# start of Data to use

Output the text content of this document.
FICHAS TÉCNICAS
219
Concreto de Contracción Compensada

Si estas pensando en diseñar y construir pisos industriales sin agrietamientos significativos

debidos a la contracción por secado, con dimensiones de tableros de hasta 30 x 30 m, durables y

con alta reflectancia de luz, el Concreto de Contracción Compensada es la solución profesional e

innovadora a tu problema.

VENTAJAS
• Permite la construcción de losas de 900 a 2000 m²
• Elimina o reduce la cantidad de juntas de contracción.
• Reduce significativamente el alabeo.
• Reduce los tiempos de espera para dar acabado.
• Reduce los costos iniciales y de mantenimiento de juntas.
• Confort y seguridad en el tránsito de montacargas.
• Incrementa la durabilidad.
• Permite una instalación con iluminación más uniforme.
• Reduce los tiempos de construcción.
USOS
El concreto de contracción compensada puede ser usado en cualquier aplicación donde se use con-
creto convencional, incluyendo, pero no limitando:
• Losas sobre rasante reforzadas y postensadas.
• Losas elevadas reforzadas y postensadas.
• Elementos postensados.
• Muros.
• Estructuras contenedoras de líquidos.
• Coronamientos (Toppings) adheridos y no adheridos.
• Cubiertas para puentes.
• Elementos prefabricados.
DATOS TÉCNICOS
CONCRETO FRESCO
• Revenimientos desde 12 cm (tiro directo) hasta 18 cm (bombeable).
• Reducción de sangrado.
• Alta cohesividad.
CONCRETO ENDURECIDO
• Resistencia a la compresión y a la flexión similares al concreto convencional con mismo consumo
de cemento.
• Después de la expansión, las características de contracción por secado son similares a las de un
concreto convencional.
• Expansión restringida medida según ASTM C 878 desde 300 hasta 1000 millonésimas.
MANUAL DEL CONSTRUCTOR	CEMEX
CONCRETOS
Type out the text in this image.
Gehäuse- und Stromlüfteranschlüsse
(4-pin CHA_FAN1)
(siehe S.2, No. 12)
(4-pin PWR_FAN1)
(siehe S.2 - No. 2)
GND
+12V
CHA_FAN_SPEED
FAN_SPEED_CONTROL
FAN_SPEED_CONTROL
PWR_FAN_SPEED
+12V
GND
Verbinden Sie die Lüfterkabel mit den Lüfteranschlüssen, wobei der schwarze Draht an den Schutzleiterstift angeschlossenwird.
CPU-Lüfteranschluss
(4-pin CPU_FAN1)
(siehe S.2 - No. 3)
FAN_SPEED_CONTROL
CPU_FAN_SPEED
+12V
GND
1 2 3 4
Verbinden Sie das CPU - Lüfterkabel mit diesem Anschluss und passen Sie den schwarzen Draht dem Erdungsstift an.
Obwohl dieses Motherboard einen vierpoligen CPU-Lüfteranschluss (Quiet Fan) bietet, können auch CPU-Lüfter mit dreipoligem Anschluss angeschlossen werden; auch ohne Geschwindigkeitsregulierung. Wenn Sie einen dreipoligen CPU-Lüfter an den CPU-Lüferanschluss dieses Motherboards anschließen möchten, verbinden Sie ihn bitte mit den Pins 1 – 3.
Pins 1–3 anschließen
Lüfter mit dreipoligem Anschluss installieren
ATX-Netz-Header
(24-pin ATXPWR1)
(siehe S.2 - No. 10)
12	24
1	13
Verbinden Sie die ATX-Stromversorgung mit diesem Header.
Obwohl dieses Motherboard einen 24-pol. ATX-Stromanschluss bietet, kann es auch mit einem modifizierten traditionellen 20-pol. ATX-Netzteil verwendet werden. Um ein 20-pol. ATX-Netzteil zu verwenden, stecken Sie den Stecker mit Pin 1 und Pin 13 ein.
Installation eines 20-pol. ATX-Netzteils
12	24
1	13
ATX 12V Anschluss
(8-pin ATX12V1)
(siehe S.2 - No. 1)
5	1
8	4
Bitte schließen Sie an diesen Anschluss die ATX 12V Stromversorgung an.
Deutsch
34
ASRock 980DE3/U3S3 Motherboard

# end of Data to use

◆ Problem to solve ◆
Copy all the lines above that hold the string "hasta".

◆ Task solution ◆
debidos a la contracción por secado, con dimensiones de tableros de hasta 30 x 30 m, durables y
• Revenimientos desde 12 cm (tiro directo) hasta 18 cm (bombeable).
• Expansión restringida medida según ASTM C 878 desde 300 hasta 1000 millonésimas.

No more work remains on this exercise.